Saved data entries:
.....

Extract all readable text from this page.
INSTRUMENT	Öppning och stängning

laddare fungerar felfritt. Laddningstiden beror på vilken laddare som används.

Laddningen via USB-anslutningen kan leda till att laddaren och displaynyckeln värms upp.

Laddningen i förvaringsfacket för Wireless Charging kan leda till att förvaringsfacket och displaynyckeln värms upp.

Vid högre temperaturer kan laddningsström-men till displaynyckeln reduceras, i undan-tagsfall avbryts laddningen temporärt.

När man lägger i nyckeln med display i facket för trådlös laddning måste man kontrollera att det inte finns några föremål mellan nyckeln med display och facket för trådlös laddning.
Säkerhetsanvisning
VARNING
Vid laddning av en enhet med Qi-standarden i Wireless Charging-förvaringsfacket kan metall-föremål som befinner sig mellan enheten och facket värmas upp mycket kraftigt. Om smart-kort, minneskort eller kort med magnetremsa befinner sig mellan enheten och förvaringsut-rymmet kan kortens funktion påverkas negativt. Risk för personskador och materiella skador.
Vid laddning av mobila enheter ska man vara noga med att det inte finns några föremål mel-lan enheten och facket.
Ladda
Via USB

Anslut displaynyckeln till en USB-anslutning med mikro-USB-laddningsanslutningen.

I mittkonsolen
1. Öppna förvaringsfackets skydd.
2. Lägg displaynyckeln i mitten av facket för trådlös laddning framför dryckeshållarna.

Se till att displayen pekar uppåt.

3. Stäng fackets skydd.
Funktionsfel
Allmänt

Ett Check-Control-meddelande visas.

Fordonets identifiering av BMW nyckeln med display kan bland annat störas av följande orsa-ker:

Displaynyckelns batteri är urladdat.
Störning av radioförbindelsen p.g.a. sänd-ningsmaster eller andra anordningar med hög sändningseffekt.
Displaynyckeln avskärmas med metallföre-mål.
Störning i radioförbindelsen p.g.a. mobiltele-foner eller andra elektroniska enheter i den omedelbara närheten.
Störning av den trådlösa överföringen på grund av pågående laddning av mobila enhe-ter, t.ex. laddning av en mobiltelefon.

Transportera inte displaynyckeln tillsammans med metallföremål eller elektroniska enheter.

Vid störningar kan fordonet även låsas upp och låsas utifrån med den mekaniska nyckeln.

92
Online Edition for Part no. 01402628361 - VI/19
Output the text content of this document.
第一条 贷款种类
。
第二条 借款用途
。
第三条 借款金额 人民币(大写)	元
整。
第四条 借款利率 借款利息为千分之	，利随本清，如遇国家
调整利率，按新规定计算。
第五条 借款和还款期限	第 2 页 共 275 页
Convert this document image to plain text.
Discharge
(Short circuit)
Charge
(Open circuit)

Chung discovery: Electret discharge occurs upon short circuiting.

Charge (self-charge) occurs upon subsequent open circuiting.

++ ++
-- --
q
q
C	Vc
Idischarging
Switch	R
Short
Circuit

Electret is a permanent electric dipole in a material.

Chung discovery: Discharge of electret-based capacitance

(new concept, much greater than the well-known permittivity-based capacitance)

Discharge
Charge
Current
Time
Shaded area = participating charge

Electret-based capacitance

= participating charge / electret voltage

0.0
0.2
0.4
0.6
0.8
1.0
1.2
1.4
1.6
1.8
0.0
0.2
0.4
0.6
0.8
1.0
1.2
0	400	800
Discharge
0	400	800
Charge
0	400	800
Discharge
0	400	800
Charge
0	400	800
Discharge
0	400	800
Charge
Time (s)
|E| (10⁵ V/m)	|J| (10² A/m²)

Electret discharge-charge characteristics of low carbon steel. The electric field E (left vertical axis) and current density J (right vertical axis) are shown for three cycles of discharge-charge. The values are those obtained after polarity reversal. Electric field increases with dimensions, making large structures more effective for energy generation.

.....

Brief:
From the listing above, reproduce all the lines exactly.

Written reply:
Extract all readable text from this page.
INSTRUMENT	Öppning och stängning

laddare fungerar felfritt. Laddningstiden beror på vilken laddare som används.

Laddningen via USB-anslutningen kan leda till att laddaren och displaynyckeln värms upp.

Laddningen i förvaringsfacket för Wireless Charging kan leda till att förvaringsfacket och displaynyckeln värms upp.

Vid högre temperaturer kan laddningsström-men till displaynyckeln reduceras, i undan-tagsfall avbryts laddningen temporärt.

När man lägger i nyckeln med display i facket för trådlös laddning måste man kontrollera att det inte finns några föremål mellan nyckeln med display och facket för trådlös laddning.
Säkerhetsanvisning
VARNING
Vid laddning av en enhet med Qi-standarden i Wireless Charging-förvaringsfacket kan metall-föremål som befinner sig mellan enheten och facket värmas upp mycket kraftigt. Om smart-kort, minneskort eller kort med magnetremsa befinner sig mellan enheten och förvaringsut-rymmet kan kortens funktion påverkas negativt. Risk för personskador och materiella skador.
Vid laddning av mobila enheter ska man vara noga med att det inte finns några föremål mel-lan enheten och facket.
Ladda
Via USB

Anslut displaynyckeln till en USB-anslutning med mikro-USB-laddningsanslutningen.

I mittkonsolen
1. Öppna förvaringsfackets skydd.
2. Lägg displaynyckeln i mitten av facket för trådlös laddning framför dryckeshållarna.

Se till att displayen pekar uppåt.

3. Stäng fackets skydd.
Funktionsfel
Allmänt

Ett Check-Control-meddelande visas.

Fordonets identifiering av BMW nyckeln med display kan bland annat störas av följande orsa-ker:

Displaynyckelns batteri är urladdat.
Störning av radioförbindelsen p.g.a. sänd-ningsmaster eller andra anordningar med hög sändningseffekt.
Displaynyckeln avskärmas med metallföre-mål.
Störning i radioförbindelsen p.g.a. mobiltele-foner eller andra elektroniska enheter i den omedelbara närheten.
Störning av den trådlösa överföringen på grund av pågående laddning av mobila enhe-ter, t.ex. laddning av en mobiltelefon.

Transportera inte displaynyckeln tillsammans med metallföremål eller elektroniska enheter.

Vid störningar kan fordonet även låsas upp och låsas utifrån med den mekaniska nyckeln.

92
Online Edition for Part no. 01402628361 - VI/19
Output the text content of this document.
第一条 贷款种类
。
第二条 借款用途
。
第三条 借款金额 人民币(大写)	元
整。
第四条 借款利率 借款利息为千分之	，利随本清，如遇国家
调整利率，按新规定计算。
第五条 借款和还款期限	第 2 页 共 275 页
Convert this document image to plain text.
Discharge
(Short circuit)
Charge
(Open circuit)

Chung discovery: Electret discharge occurs upon short circuiting.

Charge (self-charge) occurs upon subsequent open circuiting.

++ ++
-- --
q
q
C	Vc
Idischarging
Switch	R
Short
Circuit

Electret is a permanent electric dipole in a material.

Chung discovery: Discharge of electret-based capacitance

(new concept, much greater than the well-known permittivity-based capacitance)

Discharge
Charge
Current
Time
Shaded area = participating charge

Electret-based capacitance

= participating charge / electret voltage

0.0
0.2
0.4
0.6
0.8
1.0
1.2
1.4
1.6
1.8
0.0
0.2
0.4
0.6
0.8
1.0
1.2
0	400	800
Discharge
0	400	800
Charge
0	400	800
Discharge
0	400	800
Charge
0	400	800
Discharge
0	400	800
Charge
Time (s)
|E| (10⁵ V/m)	|J| (10² A/m²)

Electret discharge-charge characteristics of low carbon steel. The electric field E (left vertical axis) and current density J (right vertical axis) are shown for three cycles of discharge-charge. The values are those obtained after polarity reversal. Electric field increases with dimensions, making large structures more effective for energy generation.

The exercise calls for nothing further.